_STATED GOAL_:
Here are some records. Copy each one exactly.

_DATA PROVIDED_:
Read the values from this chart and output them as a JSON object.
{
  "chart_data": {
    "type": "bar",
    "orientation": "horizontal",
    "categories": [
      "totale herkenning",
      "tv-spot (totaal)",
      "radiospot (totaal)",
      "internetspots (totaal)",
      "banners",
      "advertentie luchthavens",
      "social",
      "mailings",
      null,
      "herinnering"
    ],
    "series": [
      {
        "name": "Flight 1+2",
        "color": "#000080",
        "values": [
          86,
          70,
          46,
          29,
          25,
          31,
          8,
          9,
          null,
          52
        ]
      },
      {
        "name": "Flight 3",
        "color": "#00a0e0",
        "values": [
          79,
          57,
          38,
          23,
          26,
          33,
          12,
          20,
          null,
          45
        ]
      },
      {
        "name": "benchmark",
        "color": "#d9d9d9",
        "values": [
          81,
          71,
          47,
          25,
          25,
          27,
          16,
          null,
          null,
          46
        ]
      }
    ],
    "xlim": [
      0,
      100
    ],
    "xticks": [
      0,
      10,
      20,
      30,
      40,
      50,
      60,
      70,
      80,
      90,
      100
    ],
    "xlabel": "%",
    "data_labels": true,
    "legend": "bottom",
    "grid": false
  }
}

_RESULT OF THE TASK_:
Read the values from this chart and output them as a JSON object.
{
  "chart_data": {
    "type": "bar",
    "orientation": "horizontal",
    "categories": [
      "totale herkenning",
      "tv-spot (totaal)",
      "radiospot (totaal)",
      "internetspots (totaal)",
      "banners",
      "advertentie luchthavens",
      "social",
      "mailings",
      null,
      "herinnering"
    ],
    "series": [
      {
        "name": "Flight 1+2",
        "color": "#000080",
        "values": [
          86,
          70,
          46,
          29,
          25,
          31,
          8,
          9,
          null,
          52
        ]
      },
      {
        "name": "Flight 3",
        "color": "#00a0e0",
        "values": [
          79,
          57,
          38,
          23,
          26,
          33,
          12,
          20,
          null,
          45
        ]
      },
      {
        "name": "benchmark",
        "color": "#d9d9d9",
        "values": [
          81,
          71,
          47,
          25,
          25,
          27,
          16,
          null,
          null,
          46
        ]
      }
    ],
    "xlim": [
      0,
      100
    ],
    "xticks": [
      0,
      10,
      20,
      30,
      40,
      50,
      60,
      70,
      80,
      90,
      100
    ],
    "xlabel": "%",
    "data_labels": true,
    "legend": "bottom",
    "grid": false
  }
}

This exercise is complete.